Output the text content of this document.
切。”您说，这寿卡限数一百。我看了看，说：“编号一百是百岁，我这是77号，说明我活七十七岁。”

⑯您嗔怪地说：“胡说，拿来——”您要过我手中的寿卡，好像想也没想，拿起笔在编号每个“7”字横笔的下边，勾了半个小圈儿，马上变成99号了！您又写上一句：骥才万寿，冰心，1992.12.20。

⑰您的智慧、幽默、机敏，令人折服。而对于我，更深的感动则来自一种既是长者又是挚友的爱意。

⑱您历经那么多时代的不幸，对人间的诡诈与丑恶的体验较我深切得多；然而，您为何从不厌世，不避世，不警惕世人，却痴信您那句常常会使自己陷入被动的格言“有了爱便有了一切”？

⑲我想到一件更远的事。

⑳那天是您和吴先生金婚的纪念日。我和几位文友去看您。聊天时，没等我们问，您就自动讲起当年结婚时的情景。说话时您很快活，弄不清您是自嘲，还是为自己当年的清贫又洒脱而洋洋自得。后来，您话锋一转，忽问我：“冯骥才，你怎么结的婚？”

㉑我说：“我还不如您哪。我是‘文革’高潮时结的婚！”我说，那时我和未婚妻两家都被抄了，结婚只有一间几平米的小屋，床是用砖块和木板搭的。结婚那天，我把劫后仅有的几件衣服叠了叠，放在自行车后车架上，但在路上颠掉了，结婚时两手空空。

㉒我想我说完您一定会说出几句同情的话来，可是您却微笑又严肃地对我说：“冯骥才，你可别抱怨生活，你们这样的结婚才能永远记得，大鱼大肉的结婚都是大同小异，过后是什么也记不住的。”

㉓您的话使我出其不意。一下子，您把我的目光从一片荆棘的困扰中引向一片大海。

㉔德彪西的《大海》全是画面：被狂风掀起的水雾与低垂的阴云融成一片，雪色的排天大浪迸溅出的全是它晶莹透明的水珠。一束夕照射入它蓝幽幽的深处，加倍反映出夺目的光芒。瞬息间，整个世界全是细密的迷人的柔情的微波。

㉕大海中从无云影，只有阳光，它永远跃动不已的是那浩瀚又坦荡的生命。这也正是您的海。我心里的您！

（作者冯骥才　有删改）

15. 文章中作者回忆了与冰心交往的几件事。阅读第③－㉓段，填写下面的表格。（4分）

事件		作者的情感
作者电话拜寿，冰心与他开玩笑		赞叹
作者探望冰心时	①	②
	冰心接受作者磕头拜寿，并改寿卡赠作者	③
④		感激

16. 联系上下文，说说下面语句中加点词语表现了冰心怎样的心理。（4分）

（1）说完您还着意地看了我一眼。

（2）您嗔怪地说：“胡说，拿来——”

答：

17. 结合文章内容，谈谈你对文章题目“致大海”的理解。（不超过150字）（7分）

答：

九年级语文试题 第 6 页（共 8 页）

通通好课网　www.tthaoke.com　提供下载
++++
### Task description
Set down all of the records shown above once more, exactly.

### Task solution
Output the text content of this document.
切。”您说，这寿卡限数一百。我看了看，说：“编号一百是百岁，我这是77号，说明我活七十七岁。”

⑯您嗔怪地说：“胡说，拿来——”您要过我手中的寿卡，好像想也没想，拿起笔在编号每个“7”字横笔的下边，勾了半个小圈儿，马上变成99号了！您又写上一句：骥才万寿，冰心，1992.12.20。

⑰您的智慧、幽默、机敏，令人折服。而对于我，更深的感动则来自一种既是长者又是挚友的爱意。

⑱您历经那么多时代的不幸，对人间的诡诈与丑恶的体验较我深切得多；然而，您为何从不厌世，不避世，不警惕世人，却痴信您那句常常会使自己陷入被动的格言“有了爱便有了一切”？

⑲我想到一件更远的事。

⑳那天是您和吴先生金婚的纪念日。我和几位文友去看您。聊天时，没等我们问，您就自动讲起当年结婚时的情景。说话时您很快活，弄不清您是自嘲，还是为自己当年的清贫又洒脱而洋洋自得。后来，您话锋一转，忽问我：“冯骥才，你怎么结的婚？”

㉑我说：“我还不如您哪。我是‘文革’高潮时结的婚！”我说，那时我和未婚妻两家都被抄了，结婚只有一间几平米的小屋，床是用砖块和木板搭的。结婚那天，我把劫后仅有的几件衣服叠了叠，放在自行车后车架上，但在路上颠掉了，结婚时两手空空。

㉒我想我说完您一定会说出几句同情的话来，可是您却微笑又严肃地对我说：“冯骥才，你可别抱怨生活，你们这样的结婚才能永远记得，大鱼大肉的结婚都是大同小异，过后是什么也记不住的。”

㉓您的话使我出其不意。一下子，您把我的目光从一片荆棘的困扰中引向一片大海。

㉔德彪西的《大海》全是画面：被狂风掀起的水雾与低垂的阴云融成一片，雪色的排天大浪迸溅出的全是它晶莹透明的水珠。一束夕照射入它蓝幽幽的深处，加倍反映出夺目的光芒。瞬息间，整个世界全是细密的迷人的柔情的微波。

㉕大海中从无云影，只有阳光，它永远跃动不已的是那浩瀚又坦荡的生命。这也正是您的海。我心里的您！

（作者冯骥才　有删改）

15. 文章中作者回忆了与冰心交往的几件事。阅读第③－㉓段，填写下面的表格。（4分）

事件		作者的情感
作者电话拜寿，冰心与他开玩笑		赞叹
作者探望冰心时	①	②
	冰心接受作者磕头拜寿，并改寿卡赠作者	③
④		感激

16. 联系上下文，说说下面语句中加点词语表现了冰心怎样的心理。（4分）

（1）说完您还着意地看了我一眼。

（2）您嗔怪地说：“胡说，拿来——”

答：

17. 结合文章内容，谈谈你对文章题目“致大海”的理解。（不超过150字）（7分）

答：

九年级语文试题 第 6 页（共 8 页）

通通好课网　www.tthaoke.com　提供下载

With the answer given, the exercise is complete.